> WRITTEN PROBLEM
Scan the entries for the string "Were" and give the number of lines that have it, nothing further.

--- Start of RECORDED INFORMATION ---

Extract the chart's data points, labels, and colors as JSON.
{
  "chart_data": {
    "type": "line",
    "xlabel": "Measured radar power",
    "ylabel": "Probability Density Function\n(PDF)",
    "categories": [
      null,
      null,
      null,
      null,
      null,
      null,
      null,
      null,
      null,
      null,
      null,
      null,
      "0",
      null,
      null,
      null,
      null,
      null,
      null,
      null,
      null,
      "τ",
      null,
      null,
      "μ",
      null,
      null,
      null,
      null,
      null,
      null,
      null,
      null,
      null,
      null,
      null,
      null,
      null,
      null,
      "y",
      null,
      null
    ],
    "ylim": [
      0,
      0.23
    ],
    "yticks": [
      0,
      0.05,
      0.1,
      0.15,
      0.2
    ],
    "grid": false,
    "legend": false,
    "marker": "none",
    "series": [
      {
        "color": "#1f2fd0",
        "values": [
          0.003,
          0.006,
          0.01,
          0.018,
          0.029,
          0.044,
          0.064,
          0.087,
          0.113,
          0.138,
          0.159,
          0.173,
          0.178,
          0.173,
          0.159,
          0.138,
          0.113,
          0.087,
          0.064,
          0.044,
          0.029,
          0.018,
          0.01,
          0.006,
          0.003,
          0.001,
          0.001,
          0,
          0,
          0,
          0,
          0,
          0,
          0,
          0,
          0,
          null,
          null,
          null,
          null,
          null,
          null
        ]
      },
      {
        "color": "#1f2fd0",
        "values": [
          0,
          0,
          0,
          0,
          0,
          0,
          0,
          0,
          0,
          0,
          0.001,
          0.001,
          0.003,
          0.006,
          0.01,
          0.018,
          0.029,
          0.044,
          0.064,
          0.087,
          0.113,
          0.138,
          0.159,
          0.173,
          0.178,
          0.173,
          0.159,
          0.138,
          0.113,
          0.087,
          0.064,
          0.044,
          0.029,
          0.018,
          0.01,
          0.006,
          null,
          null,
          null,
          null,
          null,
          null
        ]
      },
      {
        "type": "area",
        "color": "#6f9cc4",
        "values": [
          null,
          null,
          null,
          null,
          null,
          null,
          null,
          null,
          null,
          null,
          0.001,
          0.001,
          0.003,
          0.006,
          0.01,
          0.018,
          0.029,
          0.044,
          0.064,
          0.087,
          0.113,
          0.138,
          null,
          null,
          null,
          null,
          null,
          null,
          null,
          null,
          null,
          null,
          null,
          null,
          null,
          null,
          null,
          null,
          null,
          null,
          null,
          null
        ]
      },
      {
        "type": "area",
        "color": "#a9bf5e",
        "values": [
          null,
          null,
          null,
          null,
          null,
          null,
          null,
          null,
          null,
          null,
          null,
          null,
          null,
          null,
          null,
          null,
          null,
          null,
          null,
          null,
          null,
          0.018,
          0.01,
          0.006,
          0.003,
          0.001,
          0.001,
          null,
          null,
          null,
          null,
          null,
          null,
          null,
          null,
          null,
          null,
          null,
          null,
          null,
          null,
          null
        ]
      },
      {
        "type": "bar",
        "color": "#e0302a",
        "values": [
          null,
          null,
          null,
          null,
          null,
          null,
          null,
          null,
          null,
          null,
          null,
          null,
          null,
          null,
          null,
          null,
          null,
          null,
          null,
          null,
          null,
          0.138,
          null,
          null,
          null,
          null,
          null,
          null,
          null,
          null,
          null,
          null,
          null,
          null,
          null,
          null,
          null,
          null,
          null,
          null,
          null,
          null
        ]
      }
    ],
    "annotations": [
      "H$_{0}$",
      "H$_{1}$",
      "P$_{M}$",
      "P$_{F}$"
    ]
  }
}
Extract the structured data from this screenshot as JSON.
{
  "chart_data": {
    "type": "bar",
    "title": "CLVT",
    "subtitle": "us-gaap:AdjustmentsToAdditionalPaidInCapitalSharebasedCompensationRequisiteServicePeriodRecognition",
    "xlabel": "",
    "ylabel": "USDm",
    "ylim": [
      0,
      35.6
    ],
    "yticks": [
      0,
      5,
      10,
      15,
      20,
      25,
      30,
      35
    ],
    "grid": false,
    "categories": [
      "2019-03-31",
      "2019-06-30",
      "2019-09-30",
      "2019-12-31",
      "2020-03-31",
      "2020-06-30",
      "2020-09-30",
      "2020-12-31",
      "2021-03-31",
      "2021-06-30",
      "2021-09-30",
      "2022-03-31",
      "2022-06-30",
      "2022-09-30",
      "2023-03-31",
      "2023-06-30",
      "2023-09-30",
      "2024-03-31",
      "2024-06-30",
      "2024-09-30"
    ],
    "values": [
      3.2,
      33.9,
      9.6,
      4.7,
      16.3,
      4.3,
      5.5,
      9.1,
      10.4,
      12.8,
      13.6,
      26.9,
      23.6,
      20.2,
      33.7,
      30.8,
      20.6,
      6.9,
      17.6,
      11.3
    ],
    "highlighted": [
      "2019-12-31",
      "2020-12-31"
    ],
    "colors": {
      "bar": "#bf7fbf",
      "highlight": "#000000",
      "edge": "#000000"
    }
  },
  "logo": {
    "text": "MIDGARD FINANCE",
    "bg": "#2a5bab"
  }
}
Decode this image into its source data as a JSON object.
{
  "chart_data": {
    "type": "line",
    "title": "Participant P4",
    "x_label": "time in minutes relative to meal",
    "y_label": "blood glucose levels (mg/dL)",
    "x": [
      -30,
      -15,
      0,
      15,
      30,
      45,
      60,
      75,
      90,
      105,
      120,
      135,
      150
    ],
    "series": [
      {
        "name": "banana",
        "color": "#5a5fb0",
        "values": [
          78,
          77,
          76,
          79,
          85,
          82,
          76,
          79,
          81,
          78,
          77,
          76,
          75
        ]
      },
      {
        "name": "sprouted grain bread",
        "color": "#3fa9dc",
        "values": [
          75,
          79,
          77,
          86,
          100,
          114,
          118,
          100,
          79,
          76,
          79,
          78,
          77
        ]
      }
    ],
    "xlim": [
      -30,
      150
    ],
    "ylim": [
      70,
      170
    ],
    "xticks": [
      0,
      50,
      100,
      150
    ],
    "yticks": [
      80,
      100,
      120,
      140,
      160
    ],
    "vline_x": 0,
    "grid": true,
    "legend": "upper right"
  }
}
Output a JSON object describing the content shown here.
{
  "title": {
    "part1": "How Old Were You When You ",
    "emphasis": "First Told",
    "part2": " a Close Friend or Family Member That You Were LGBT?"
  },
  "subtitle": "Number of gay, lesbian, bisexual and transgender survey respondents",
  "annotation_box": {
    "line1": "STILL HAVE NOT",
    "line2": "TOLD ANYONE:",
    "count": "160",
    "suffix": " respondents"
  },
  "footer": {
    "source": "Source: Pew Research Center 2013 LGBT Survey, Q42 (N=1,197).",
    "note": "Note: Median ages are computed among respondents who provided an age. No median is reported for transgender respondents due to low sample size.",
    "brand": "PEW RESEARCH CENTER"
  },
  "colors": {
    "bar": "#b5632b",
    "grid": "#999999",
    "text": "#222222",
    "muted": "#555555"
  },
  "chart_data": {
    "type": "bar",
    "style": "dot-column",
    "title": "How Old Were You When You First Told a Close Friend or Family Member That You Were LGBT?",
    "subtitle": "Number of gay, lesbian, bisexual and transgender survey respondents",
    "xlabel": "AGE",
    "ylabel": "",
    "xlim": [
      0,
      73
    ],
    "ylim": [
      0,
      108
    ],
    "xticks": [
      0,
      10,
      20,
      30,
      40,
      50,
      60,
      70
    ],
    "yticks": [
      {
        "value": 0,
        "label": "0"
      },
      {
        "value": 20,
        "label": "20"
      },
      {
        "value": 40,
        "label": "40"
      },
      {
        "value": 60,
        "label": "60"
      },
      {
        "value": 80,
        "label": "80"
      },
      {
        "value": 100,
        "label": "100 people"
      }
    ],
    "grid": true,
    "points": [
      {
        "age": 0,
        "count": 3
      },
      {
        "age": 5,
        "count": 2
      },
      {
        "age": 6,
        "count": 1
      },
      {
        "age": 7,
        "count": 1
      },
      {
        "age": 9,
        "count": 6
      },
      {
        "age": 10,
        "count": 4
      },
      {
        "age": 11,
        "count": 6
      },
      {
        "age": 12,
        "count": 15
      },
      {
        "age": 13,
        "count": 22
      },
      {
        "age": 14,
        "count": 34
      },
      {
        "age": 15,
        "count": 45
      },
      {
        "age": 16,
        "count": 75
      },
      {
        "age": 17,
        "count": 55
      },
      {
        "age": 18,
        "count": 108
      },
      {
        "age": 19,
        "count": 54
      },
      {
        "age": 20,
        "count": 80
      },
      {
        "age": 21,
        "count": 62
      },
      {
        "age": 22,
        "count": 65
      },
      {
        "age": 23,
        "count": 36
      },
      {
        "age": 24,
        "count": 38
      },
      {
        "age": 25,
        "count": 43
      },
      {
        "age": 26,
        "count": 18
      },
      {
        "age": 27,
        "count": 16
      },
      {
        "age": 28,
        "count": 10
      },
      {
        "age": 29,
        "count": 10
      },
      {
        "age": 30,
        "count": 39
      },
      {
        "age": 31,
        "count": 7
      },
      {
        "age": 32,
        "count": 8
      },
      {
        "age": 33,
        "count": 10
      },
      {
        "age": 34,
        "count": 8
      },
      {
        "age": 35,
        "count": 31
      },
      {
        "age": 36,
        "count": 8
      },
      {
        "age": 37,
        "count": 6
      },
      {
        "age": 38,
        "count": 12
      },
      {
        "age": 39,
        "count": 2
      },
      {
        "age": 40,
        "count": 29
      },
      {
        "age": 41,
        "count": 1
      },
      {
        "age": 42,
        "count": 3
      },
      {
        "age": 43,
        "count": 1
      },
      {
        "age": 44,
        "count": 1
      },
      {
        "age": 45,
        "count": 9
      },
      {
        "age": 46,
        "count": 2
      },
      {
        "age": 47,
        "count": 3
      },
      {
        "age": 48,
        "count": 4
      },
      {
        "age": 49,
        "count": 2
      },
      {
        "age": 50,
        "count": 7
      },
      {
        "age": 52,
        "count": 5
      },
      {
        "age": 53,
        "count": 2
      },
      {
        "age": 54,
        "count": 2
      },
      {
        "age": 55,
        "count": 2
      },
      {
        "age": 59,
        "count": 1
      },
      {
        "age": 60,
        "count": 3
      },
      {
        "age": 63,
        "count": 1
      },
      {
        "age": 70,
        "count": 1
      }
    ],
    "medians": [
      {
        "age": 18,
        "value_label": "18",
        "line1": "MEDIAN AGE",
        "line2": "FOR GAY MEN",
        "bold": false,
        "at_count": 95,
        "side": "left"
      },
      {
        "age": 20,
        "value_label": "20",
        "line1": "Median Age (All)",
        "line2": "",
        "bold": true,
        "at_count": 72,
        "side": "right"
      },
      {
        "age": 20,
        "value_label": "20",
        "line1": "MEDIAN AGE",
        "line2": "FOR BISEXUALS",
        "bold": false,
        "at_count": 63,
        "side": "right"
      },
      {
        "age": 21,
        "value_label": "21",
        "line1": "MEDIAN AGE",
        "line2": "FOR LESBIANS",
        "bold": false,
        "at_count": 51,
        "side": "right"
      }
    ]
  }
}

--- End of RECORDED INFORMATION ---

> EXERCISE SOLUTION
3